» **What to do**: Extract the lines that carry the string "Запишем" from the listing.

» **Task inputs**:
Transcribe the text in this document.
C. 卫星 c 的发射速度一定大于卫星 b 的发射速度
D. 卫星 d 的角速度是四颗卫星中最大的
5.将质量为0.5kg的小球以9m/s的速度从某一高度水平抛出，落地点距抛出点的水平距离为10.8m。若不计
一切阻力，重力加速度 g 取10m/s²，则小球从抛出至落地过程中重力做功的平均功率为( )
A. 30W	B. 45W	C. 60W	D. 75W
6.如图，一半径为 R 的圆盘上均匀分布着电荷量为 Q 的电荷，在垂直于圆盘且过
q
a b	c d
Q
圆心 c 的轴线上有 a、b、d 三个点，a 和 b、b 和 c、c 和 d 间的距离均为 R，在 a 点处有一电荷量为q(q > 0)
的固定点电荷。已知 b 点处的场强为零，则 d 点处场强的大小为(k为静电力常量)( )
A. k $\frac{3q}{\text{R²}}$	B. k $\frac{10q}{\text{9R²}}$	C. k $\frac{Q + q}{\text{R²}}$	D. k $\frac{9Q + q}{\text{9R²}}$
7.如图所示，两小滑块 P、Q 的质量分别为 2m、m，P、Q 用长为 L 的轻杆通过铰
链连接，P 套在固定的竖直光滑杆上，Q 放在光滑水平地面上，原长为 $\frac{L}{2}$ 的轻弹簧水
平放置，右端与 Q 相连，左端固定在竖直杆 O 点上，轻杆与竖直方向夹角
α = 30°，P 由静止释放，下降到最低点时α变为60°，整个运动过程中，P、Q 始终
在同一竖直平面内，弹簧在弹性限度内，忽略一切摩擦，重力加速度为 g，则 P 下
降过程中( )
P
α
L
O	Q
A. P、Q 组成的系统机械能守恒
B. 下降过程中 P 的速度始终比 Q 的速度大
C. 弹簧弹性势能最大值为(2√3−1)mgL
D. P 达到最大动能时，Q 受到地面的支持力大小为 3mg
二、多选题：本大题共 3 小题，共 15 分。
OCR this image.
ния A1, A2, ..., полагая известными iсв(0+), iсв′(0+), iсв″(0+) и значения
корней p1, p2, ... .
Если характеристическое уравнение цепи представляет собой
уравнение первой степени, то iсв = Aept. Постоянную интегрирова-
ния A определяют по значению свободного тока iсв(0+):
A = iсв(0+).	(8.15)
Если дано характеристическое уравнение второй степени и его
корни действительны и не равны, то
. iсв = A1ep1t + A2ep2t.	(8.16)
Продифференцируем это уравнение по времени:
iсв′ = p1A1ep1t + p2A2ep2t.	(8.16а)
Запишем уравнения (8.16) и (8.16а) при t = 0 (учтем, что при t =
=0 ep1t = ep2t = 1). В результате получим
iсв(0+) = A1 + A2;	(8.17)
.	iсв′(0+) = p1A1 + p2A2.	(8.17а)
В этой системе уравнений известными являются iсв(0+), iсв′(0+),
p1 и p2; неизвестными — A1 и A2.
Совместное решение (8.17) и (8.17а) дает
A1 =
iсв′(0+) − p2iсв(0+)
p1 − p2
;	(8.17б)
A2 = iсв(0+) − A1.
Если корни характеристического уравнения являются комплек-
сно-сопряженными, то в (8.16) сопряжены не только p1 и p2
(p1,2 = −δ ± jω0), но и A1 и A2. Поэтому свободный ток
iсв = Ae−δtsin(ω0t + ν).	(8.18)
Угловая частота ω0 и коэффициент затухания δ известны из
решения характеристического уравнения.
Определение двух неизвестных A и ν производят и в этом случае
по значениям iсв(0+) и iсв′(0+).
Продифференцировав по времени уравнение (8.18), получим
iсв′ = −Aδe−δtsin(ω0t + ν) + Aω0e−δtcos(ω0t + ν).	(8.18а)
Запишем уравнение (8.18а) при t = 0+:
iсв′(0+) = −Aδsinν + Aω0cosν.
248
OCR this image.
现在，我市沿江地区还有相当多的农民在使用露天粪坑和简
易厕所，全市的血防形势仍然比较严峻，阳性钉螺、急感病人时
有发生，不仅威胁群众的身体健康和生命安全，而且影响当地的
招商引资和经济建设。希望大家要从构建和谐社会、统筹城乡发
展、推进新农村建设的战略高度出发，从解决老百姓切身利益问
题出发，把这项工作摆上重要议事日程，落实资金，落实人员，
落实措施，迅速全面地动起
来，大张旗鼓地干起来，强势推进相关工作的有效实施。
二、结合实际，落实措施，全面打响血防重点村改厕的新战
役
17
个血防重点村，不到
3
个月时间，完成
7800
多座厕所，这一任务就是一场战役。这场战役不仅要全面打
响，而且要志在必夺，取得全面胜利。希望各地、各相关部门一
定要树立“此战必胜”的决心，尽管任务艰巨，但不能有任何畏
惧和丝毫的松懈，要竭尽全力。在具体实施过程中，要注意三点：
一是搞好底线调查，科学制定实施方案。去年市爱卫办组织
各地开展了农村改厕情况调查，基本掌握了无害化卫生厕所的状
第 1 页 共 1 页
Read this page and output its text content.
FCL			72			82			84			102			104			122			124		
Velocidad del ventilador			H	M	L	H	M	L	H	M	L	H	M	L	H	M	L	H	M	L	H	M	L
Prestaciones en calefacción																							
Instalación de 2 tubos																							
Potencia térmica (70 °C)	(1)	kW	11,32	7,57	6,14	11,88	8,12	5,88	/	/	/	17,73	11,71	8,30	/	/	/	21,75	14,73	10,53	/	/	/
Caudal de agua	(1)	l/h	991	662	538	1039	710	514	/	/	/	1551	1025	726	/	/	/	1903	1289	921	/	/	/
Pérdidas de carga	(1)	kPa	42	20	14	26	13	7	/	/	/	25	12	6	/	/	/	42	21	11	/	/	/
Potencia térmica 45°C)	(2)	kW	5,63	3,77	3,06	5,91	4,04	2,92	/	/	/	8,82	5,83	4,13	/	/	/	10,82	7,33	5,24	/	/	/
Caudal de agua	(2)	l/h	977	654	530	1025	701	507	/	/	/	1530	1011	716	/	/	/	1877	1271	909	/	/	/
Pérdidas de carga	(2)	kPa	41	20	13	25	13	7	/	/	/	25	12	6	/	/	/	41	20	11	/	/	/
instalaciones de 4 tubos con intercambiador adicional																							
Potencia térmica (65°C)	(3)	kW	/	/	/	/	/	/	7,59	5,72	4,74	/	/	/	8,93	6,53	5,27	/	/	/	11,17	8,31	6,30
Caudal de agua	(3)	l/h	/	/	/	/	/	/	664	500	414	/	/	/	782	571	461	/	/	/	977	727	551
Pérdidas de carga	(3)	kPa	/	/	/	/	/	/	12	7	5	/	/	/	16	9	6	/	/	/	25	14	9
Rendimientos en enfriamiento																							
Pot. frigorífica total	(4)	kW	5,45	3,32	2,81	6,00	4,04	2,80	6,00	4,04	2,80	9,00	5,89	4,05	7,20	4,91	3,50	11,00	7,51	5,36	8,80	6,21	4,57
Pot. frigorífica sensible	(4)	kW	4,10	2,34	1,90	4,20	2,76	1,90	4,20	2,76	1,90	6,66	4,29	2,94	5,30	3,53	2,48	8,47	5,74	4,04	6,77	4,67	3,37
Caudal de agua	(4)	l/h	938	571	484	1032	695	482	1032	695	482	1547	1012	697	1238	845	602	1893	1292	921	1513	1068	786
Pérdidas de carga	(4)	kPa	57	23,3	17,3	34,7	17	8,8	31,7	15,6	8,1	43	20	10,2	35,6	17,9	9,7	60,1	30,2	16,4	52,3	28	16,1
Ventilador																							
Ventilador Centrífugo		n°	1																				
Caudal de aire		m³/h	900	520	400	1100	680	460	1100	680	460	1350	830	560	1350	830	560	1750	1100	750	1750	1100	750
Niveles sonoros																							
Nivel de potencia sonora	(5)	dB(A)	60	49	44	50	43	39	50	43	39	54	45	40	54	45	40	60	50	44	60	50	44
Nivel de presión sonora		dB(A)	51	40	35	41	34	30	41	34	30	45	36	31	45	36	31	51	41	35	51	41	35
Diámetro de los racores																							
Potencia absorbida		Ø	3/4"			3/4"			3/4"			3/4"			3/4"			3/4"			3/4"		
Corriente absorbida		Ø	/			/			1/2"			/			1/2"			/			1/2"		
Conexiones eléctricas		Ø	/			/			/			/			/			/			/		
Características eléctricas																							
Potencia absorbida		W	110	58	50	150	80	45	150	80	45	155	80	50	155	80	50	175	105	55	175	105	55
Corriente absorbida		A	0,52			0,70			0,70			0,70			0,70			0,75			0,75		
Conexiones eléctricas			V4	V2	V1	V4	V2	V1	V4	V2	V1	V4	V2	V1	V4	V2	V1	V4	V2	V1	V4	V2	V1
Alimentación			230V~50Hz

» **Response to the task**:
Запишем уравнения (8.16) и (8.16а) при t = 0 (учтем, что при t =
Запишем уравнение (8.18а) при t = 0+:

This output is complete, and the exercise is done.